Provided entries
----

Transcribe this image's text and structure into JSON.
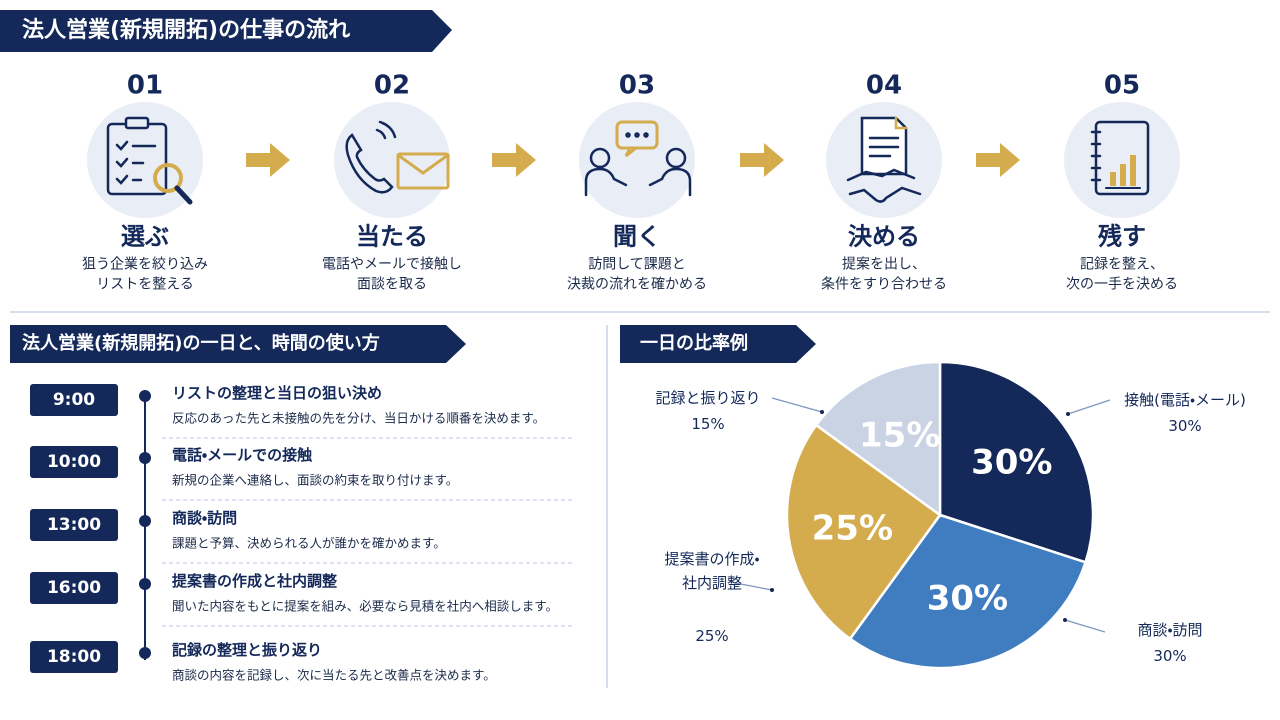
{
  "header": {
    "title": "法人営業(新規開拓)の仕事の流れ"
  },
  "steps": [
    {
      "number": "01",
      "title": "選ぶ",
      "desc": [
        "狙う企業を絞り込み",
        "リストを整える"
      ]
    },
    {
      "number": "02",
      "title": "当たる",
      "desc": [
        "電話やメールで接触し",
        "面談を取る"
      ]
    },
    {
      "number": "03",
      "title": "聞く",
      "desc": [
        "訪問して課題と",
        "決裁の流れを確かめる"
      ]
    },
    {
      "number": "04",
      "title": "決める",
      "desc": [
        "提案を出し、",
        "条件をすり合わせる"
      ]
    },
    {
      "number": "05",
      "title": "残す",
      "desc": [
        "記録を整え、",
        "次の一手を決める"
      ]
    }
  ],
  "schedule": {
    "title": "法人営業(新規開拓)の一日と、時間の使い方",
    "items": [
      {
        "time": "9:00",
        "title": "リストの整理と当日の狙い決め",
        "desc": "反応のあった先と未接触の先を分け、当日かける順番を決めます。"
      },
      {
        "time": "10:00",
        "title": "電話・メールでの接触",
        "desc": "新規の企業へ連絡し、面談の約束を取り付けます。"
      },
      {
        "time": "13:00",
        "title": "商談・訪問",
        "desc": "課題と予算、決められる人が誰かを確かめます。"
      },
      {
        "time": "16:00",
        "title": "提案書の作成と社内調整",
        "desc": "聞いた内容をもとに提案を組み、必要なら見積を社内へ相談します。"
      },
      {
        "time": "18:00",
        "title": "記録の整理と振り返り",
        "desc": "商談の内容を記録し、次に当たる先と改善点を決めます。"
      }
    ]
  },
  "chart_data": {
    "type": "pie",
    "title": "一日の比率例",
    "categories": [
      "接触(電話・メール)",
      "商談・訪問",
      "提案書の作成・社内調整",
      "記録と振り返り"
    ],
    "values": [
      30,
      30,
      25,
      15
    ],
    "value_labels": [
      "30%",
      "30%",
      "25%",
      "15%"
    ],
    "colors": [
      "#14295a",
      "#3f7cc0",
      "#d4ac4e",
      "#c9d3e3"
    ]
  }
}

----

What the exercise asks
Copy every entry exactly as written. Pictures are excluded.

Result
Transcribe this image's text and structure into JSON.
{
  "header": {
    "title": "法人営業(新規開拓)の仕事の流れ"
  },
  "steps": [
    {
      "number": "01",
      "title": "選ぶ",
      "desc": [
        "狙う企業を絞り込み",
        "リストを整える"
      ]
    },
    {
      "number": "02",
      "title": "当たる",
      "desc": [
        "電話やメールで接触し",
        "面談を取る"
      ]
    },
    {
      "number": "03",
      "title": "聞く",
      "desc": [
        "訪問して課題と",
        "決裁の流れを確かめる"
      ]
    },
    {
      "number": "04",
      "title": "決める",
      "desc": [
        "提案を出し、",
        "条件をすり合わせる"
      ]
    },
    {
      "number": "05",
      "title": "残す",
      "desc": [
        "記録を整え、",
        "次の一手を決める"
      ]
    }
  ],
  "schedule": {
    "title": "法人営業(新規開拓)の一日と、時間の使い方",
    "items": [
      {
        "time": "9:00",
        "title": "リストの整理と当日の狙い決め",
        "desc": "反応のあった先と未接触の先を分け、当日かける順番を決めます。"
      },
      {
        "time": "10:00",
        "title": "電話・メールでの接触",
        "desc": "新規の企業へ連絡し、面談の約束を取り付けます。"
      },
      {
        "time": "13:00",
        "title": "商談・訪問",
        "desc": "課題と予算、決められる人が誰かを確かめます。"
      },
      {
        "time": "16:00",
        "title": "提案書の作成と社内調整",
        "desc": "聞いた内容をもとに提案を組み、必要なら見積を社内へ相談します。"
      },
      {
        "time": "18:00",
        "title": "記録の整理と振り返り",
        "desc": "商談の内容を記録し、次に当たる先と改善点を決めます。"
      }
    ]
  },
  "chart_data": {
    "type": "pie",
    "title": "一日の比率例",
    "categories": [
      "接触(電話・メール)",
      "商談・訪問",
      "提案書の作成・社内調整",
      "記録と振り返り"
    ],
    "values": [
      30,
      30,
      25,
      15
    ],
    "value_labels": [
      "30%",
      "30%",
      "25%",
      "15%"
    ],
    "colors": [
      "#14295a",
      "#3f7cc0",
      "#d4ac4e",
      "#c9d3e3"
    ]
  }
}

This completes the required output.